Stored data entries
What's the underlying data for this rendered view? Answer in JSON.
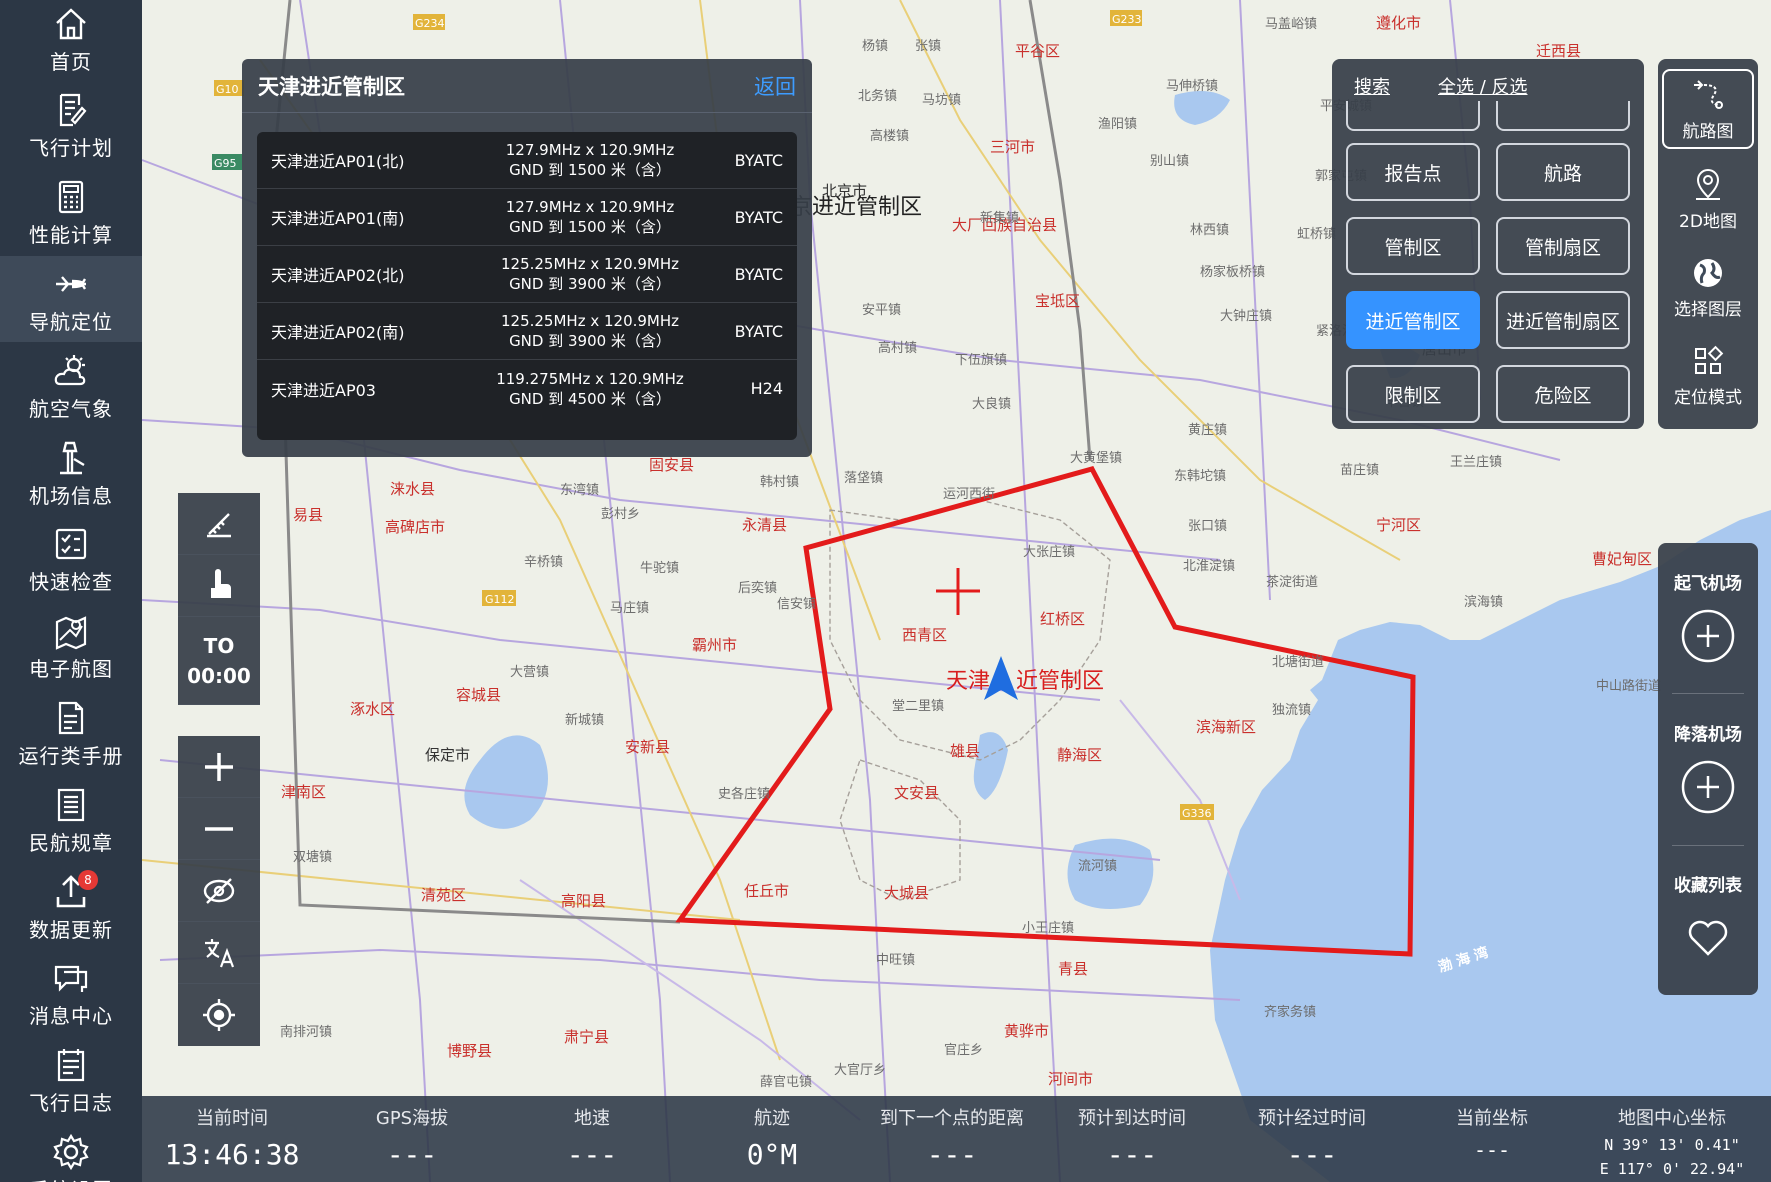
{
  "sidebar": {
    "items": [
      {
        "label": "首页",
        "icon": "home-icon"
      },
      {
        "label": "飞行计划",
        "icon": "flight-plan-icon"
      },
      {
        "label": "性能计算",
        "icon": "calculator-icon"
      },
      {
        "label": "导航定位",
        "icon": "airplane-icon",
        "active": true
      },
      {
        "label": "航空气象",
        "icon": "weather-icon"
      },
      {
        "label": "机场信息",
        "icon": "airport-tower-icon"
      },
      {
        "label": "快速检查",
        "icon": "checklist-icon"
      },
      {
        "label": "电子航图",
        "icon": "chart-map-icon"
      },
      {
        "label": "运行类手册",
        "icon": "manual-icon"
      },
      {
        "label": "民航规章",
        "icon": "regulation-icon"
      },
      {
        "label": "数据更新",
        "icon": "upload-icon",
        "badge": "8"
      },
      {
        "label": "消息中心",
        "icon": "message-icon"
      },
      {
        "label": "飞行日志",
        "icon": "logbook-icon"
      },
      {
        "label": "系统设置",
        "icon": "gear-icon"
      }
    ]
  },
  "airspace_panel": {
    "title": "天津进近管制区",
    "back_label": "返回",
    "rows": [
      {
        "name": "天津进近AP01(北)",
        "freq": "127.9MHz x 120.9MHz",
        "range": "GND 到 1500 米（含）",
        "unit": "BYATC"
      },
      {
        "name": "天津进近AP01(南)",
        "freq": "127.9MHz x 120.9MHz",
        "range": "GND 到 1500 米（含）",
        "unit": "BYATC"
      },
      {
        "name": "天津进近AP02(北)",
        "freq": "125.25MHz x 120.9MHz",
        "range": "GND 到 3900 米（含）",
        "unit": "BYATC"
      },
      {
        "name": "天津进近AP02(南)",
        "freq": "125.25MHz x 120.9MHz",
        "range": "GND 到 3900 米（含）",
        "unit": "BYATC"
      },
      {
        "name": "天津进近AP03",
        "freq": "119.275MHz x 120.9MHz",
        "range": "GND 到 4500 米（含）",
        "unit": "H24"
      }
    ]
  },
  "layer_panel": {
    "search_label": "搜索",
    "select_label": "全选 / 反选",
    "buttons": [
      {
        "label": "报告点",
        "on": false
      },
      {
        "label": "航路",
        "on": false
      },
      {
        "label": "管制区",
        "on": false
      },
      {
        "label": "管制扇区",
        "on": false
      },
      {
        "label": "进近管制区",
        "on": true
      },
      {
        "label": "进近管制扇区",
        "on": false
      },
      {
        "label": "限制区",
        "on": false
      },
      {
        "label": "危险区",
        "on": false
      }
    ]
  },
  "right_tools": {
    "route_map": "航路图",
    "map_2d": "2D地图",
    "layer_select": "选择图层",
    "locate_mode": "定位模式"
  },
  "airport_panel": {
    "takeoff": "起飞机场",
    "landing": "降落机场",
    "favorites": "收藏列表"
  },
  "map_tools": {
    "to_label": "TO",
    "to_time": "00:00"
  },
  "status_bar": {
    "current_time_label": "当前时间",
    "current_time": "13:46:38",
    "gps_alt_label": "GPS海拔",
    "gps_alt": "---",
    "ground_speed_label": "地速",
    "ground_speed": "---",
    "track_label": "航迹",
    "track": "0°M",
    "dist_next_label": "到下一个点的距离",
    "dist_next": "---",
    "eta_label": "预计到达时间",
    "eta": "---",
    "ete_label": "预计经过时间",
    "ete": "---",
    "current_coord_label": "当前坐标",
    "current_coord": "---",
    "map_center_label": "地图中心坐标",
    "map_center_lat": "N 39° 13' 0.41\"",
    "map_center_lon": "E 117° 0' 22.94\""
  },
  "map": {
    "zone_label_a": "天津",
    "zone_label_b": "近管制区",
    "beijing_zone_label": "京进近管制区",
    "bay_label": "渤 海 湾",
    "places": [
      {
        "t": "马盖峪镇"
      },
      {
        "t": "遵化市"
      },
      {
        "t": "迁西县"
      },
      {
        "t": "杨镇"
      },
      {
        "t": "张镇"
      },
      {
        "t": "平谷区"
      },
      {
        "t": "北务镇"
      },
      {
        "t": "马坊镇"
      },
      {
        "t": "马伸桥镇"
      },
      {
        "t": "平安城镇"
      },
      {
        "t": "高楼镇"
      },
      {
        "t": "三河市"
      },
      {
        "t": "渔阳镇"
      },
      {
        "t": "别山镇"
      },
      {
        "t": "郭家屯镇"
      },
      {
        "t": "北京市"
      },
      {
        "t": "大厂回族自治县"
      },
      {
        "t": "新集镇"
      },
      {
        "t": "林西镇"
      },
      {
        "t": "虹桥镇"
      },
      {
        "t": "宝坻区"
      },
      {
        "t": "杨家板桥镇"
      },
      {
        "t": "安平镇"
      },
      {
        "t": "大钟庄镇"
      },
      {
        "t": "紧洛沽镇"
      },
      {
        "t": "高村镇"
      },
      {
        "t": "下伍旗镇"
      },
      {
        "t": "唐山市"
      },
      {
        "t": "大良镇"
      },
      {
        "t": "丰台镇"
      },
      {
        "t": "黄庄镇"
      },
      {
        "t": "大黄堡镇"
      },
      {
        "t": "东韩坨镇"
      },
      {
        "t": "苗庄镇"
      },
      {
        "t": "王兰庄镇"
      },
      {
        "t": "固安县"
      },
      {
        "t": "涞水县"
      },
      {
        "t": "东湾镇"
      },
      {
        "t": "彭村乡"
      },
      {
        "t": "永清县"
      },
      {
        "t": "韩村镇"
      },
      {
        "t": "落垡镇"
      },
      {
        "t": "运河西街"
      },
      {
        "t": "张口镇"
      },
      {
        "t": "宁河区"
      },
      {
        "t": "易县"
      },
      {
        "t": "高碑店市"
      },
      {
        "t": "辛桥镇"
      },
      {
        "t": "牛驼镇"
      },
      {
        "t": "后奕镇"
      },
      {
        "t": "大张庄镇"
      },
      {
        "t": "北淮淀镇"
      },
      {
        "t": "茶淀街道"
      },
      {
        "t": "曹妃甸区"
      },
      {
        "t": "滨海镇"
      },
      {
        "t": "霸州市"
      },
      {
        "t": "马庄镇"
      },
      {
        "t": "信安镇"
      },
      {
        "t": "西青区"
      },
      {
        "t": "红桥区"
      },
      {
        "t": "北塘街道"
      },
      {
        "t": "中山路街道"
      },
      {
        "t": "涿水区"
      },
      {
        "t": "容城县"
      },
      {
        "t": "大营镇"
      },
      {
        "t": "堂二里镇"
      },
      {
        "t": "独流镇"
      },
      {
        "t": "滨海新区"
      },
      {
        "t": "新城镇"
      },
      {
        "t": "雄县"
      },
      {
        "t": "静海区"
      },
      {
        "t": "津南区"
      },
      {
        "t": "保定市"
      },
      {
        "t": "安新县"
      },
      {
        "t": "史各庄镇"
      },
      {
        "t": "文安县"
      },
      {
        "t": "双塘镇"
      },
      {
        "t": "清苑区"
      },
      {
        "t": "高阳县"
      },
      {
        "t": "任丘市"
      },
      {
        "t": "大城县"
      },
      {
        "t": "流河镇"
      },
      {
        "t": "小王庄镇"
      },
      {
        "t": "中旺镇"
      },
      {
        "t": "青县"
      },
      {
        "t": "齐家务镇"
      },
      {
        "t": "南排河镇"
      },
      {
        "t": "博野县"
      },
      {
        "t": "肃宁县"
      },
      {
        "t": "河间市"
      },
      {
        "t": "黄骅市"
      },
      {
        "t": "官庄乡"
      },
      {
        "t": "薛官屯镇"
      },
      {
        "t": "大官厅乡"
      },
      {
        "t": "新兴镇"
      }
    ]
  }
}
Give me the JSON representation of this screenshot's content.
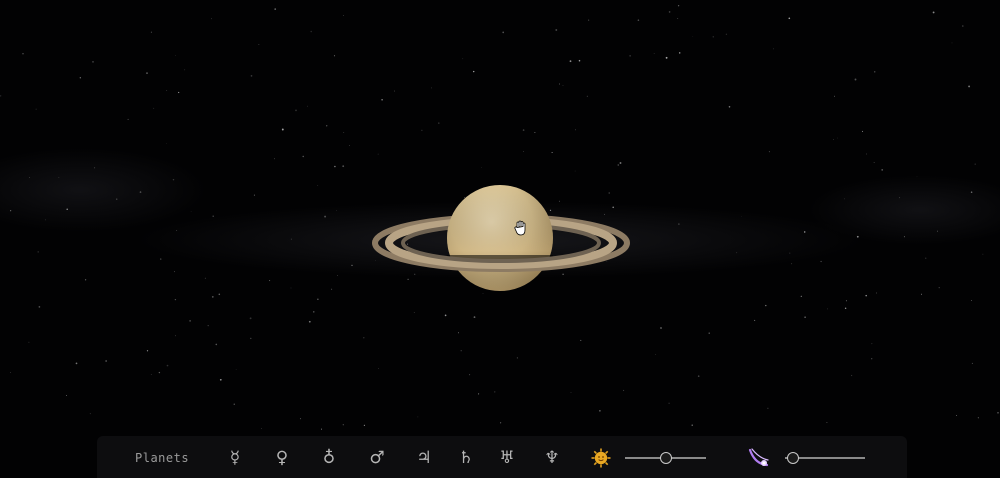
{
  "toolbar": {
    "label": "Planets",
    "planets": [
      {
        "name": "Mercury",
        "symbol": "☿",
        "icon": "mercury-icon"
      },
      {
        "name": "Venus",
        "symbol": "♀",
        "icon": "venus-icon"
      },
      {
        "name": "Earth",
        "symbol": "♁",
        "icon": "earth-icon"
      },
      {
        "name": "Mars",
        "symbol": "♂",
        "icon": "mars-icon"
      },
      {
        "name": "Jupiter",
        "symbol": "♃",
        "icon": "jupiter-icon"
      },
      {
        "name": "Saturn",
        "symbol": "♄",
        "icon": "saturn-icon"
      },
      {
        "name": "Uranus",
        "symbol": "♅",
        "icon": "uranus-icon"
      },
      {
        "name": "Neptune",
        "symbol": "♆",
        "icon": "neptune-icon"
      }
    ],
    "sun_icon": "sun-face-icon",
    "sun_slider_level": 0.5,
    "orbit_icon": "comet-orbit-icon",
    "orbit_slider_level": 0.1
  },
  "scene": {
    "selected_planet": "Saturn",
    "cursor_icon": "hand-cursor-icon"
  },
  "colors": {
    "background": "#020203",
    "toolbar_bg": "#0e0e10",
    "toolbar_text": "#9a9a9a",
    "sun": "#e0a020",
    "orbit_icon": "#b07cf0"
  }
}
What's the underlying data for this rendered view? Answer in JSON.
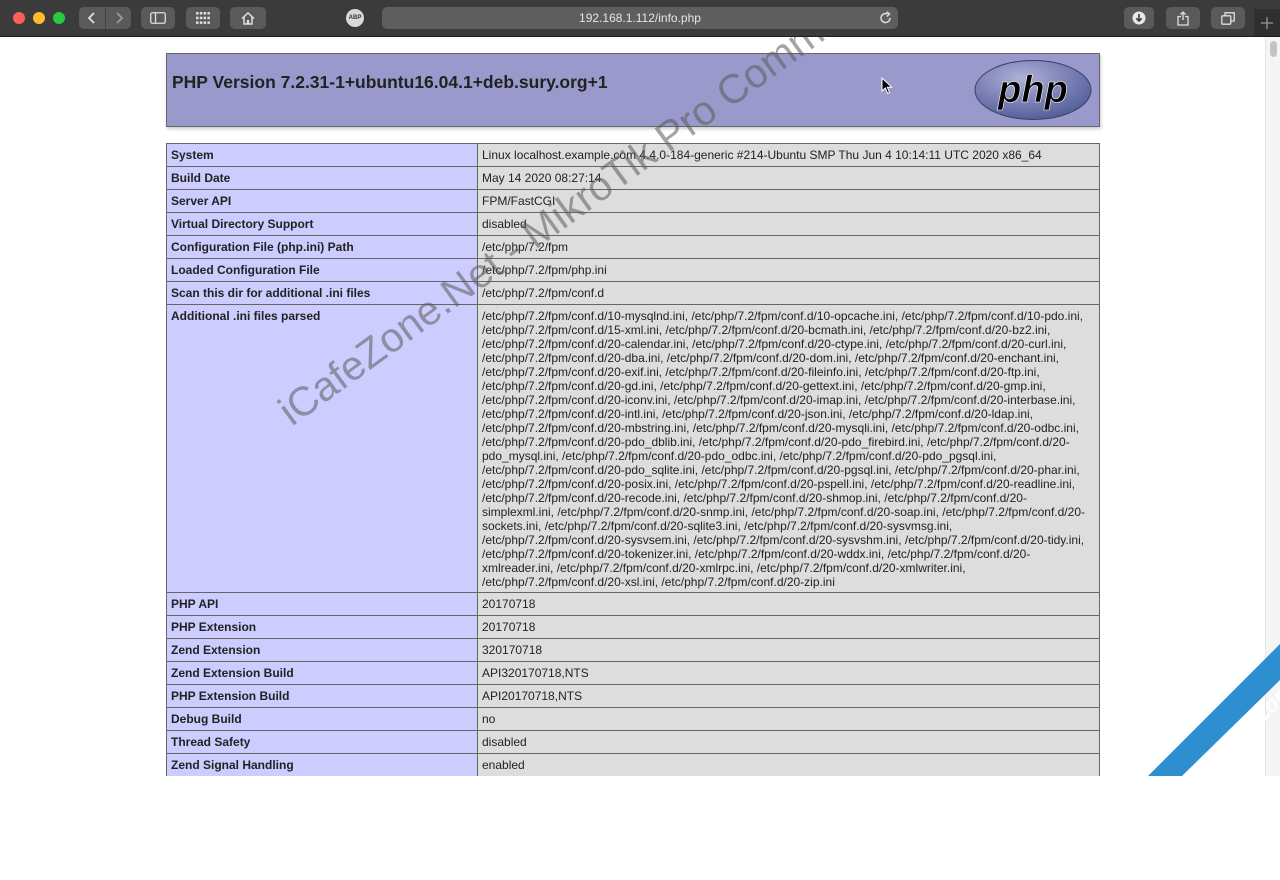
{
  "browser": {
    "url": "192.168.1.112/info.php",
    "adblock_label": "ABP"
  },
  "header": {
    "title": "PHP Version 7.2.31-1+ubuntu16.04.1+deb.sury.org+1",
    "logo_text": "php"
  },
  "rows": [
    {
      "key": "System",
      "value": "Linux localhost.example.com 4.4.0-184-generic #214-Ubuntu SMP Thu Jun 4 10:14:11 UTC 2020 x86_64"
    },
    {
      "key": "Build Date",
      "value": "May 14 2020 08:27:14"
    },
    {
      "key": "Server API",
      "value": "FPM/FastCGI"
    },
    {
      "key": "Virtual Directory Support",
      "value": "disabled"
    },
    {
      "key": "Configuration File (php.ini) Path",
      "value": "/etc/php/7.2/fpm"
    },
    {
      "key": "Loaded Configuration File",
      "value": "/etc/php/7.2/fpm/php.ini"
    },
    {
      "key": "Scan this dir for additional .ini files",
      "value": "/etc/php/7.2/fpm/conf.d"
    },
    {
      "key": "Additional .ini files parsed",
      "value": "/etc/php/7.2/fpm/conf.d/10-mysqlnd.ini, /etc/php/7.2/fpm/conf.d/10-opcache.ini, /etc/php/7.2/fpm/conf.d/10-pdo.ini, /etc/php/7.2/fpm/conf.d/15-xml.ini, /etc/php/7.2/fpm/conf.d/20-bcmath.ini, /etc/php/7.2/fpm/conf.d/20-bz2.ini, /etc/php/7.2/fpm/conf.d/20-calendar.ini, /etc/php/7.2/fpm/conf.d/20-ctype.ini, /etc/php/7.2/fpm/conf.d/20-curl.ini, /etc/php/7.2/fpm/conf.d/20-dba.ini, /etc/php/7.2/fpm/conf.d/20-dom.ini, /etc/php/7.2/fpm/conf.d/20-enchant.ini, /etc/php/7.2/fpm/conf.d/20-exif.ini, /etc/php/7.2/fpm/conf.d/20-fileinfo.ini, /etc/php/7.2/fpm/conf.d/20-ftp.ini, /etc/php/7.2/fpm/conf.d/20-gd.ini, /etc/php/7.2/fpm/conf.d/20-gettext.ini, /etc/php/7.2/fpm/conf.d/20-gmp.ini, /etc/php/7.2/fpm/conf.d/20-iconv.ini, /etc/php/7.2/fpm/conf.d/20-imap.ini, /etc/php/7.2/fpm/conf.d/20-interbase.ini, /etc/php/7.2/fpm/conf.d/20-intl.ini, /etc/php/7.2/fpm/conf.d/20-json.ini, /etc/php/7.2/fpm/conf.d/20-ldap.ini, /etc/php/7.2/fpm/conf.d/20-mbstring.ini, /etc/php/7.2/fpm/conf.d/20-mysqli.ini, /etc/php/7.2/fpm/conf.d/20-odbc.ini, /etc/php/7.2/fpm/conf.d/20-pdo_dblib.ini, /etc/php/7.2/fpm/conf.d/20-pdo_firebird.ini, /etc/php/7.2/fpm/conf.d/20-pdo_mysql.ini, /etc/php/7.2/fpm/conf.d/20-pdo_odbc.ini, /etc/php/7.2/fpm/conf.d/20-pdo_pgsql.ini, /etc/php/7.2/fpm/conf.d/20-pdo_sqlite.ini, /etc/php/7.2/fpm/conf.d/20-pgsql.ini, /etc/php/7.2/fpm/conf.d/20-phar.ini, /etc/php/7.2/fpm/conf.d/20-posix.ini, /etc/php/7.2/fpm/conf.d/20-pspell.ini, /etc/php/7.2/fpm/conf.d/20-readline.ini, /etc/php/7.2/fpm/conf.d/20-recode.ini, /etc/php/7.2/fpm/conf.d/20-shmop.ini, /etc/php/7.2/fpm/conf.d/20-simplexml.ini, /etc/php/7.2/fpm/conf.d/20-snmp.ini, /etc/php/7.2/fpm/conf.d/20-soap.ini, /etc/php/7.2/fpm/conf.d/20-sockets.ini, /etc/php/7.2/fpm/conf.d/20-sqlite3.ini, /etc/php/7.2/fpm/conf.d/20-sysvmsg.ini, /etc/php/7.2/fpm/conf.d/20-sysvsem.ini, /etc/php/7.2/fpm/conf.d/20-sysvshm.ini, /etc/php/7.2/fpm/conf.d/20-tidy.ini, /etc/php/7.2/fpm/conf.d/20-tokenizer.ini, /etc/php/7.2/fpm/conf.d/20-wddx.ini, /etc/php/7.2/fpm/conf.d/20-xmlreader.ini, /etc/php/7.2/fpm/conf.d/20-xmlrpc.ini, /etc/php/7.2/fpm/conf.d/20-xmlwriter.ini, /etc/php/7.2/fpm/conf.d/20-xsl.ini, /etc/php/7.2/fpm/conf.d/20-zip.ini"
    },
    {
      "key": "PHP API",
      "value": "20170718"
    },
    {
      "key": "PHP Extension",
      "value": "20170718"
    },
    {
      "key": "Zend Extension",
      "value": "320170718"
    },
    {
      "key": "Zend Extension Build",
      "value": "API320170718,NTS"
    },
    {
      "key": "PHP Extension Build",
      "value": "API20170718,NTS"
    },
    {
      "key": "Debug Build",
      "value": "no"
    },
    {
      "key": "Thread Safety",
      "value": "disabled"
    },
    {
      "key": "Zend Signal Handling",
      "value": "enabled"
    }
  ],
  "watermark": {
    "text": "iCafeZone.Net - MikroTik Pro Community",
    "corner_text": "iCafeZone"
  },
  "colors": {
    "header_bg": "#9999cc",
    "key_bg": "#ccccff",
    "value_bg": "#dddddd",
    "toolbar_bg": "#3b3b3b",
    "corner_bg": "#2e8fd0"
  }
}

— Given problem —
Give only the number of lines in the entries above that contain the string "iCafeZone".

— Exercise result —
2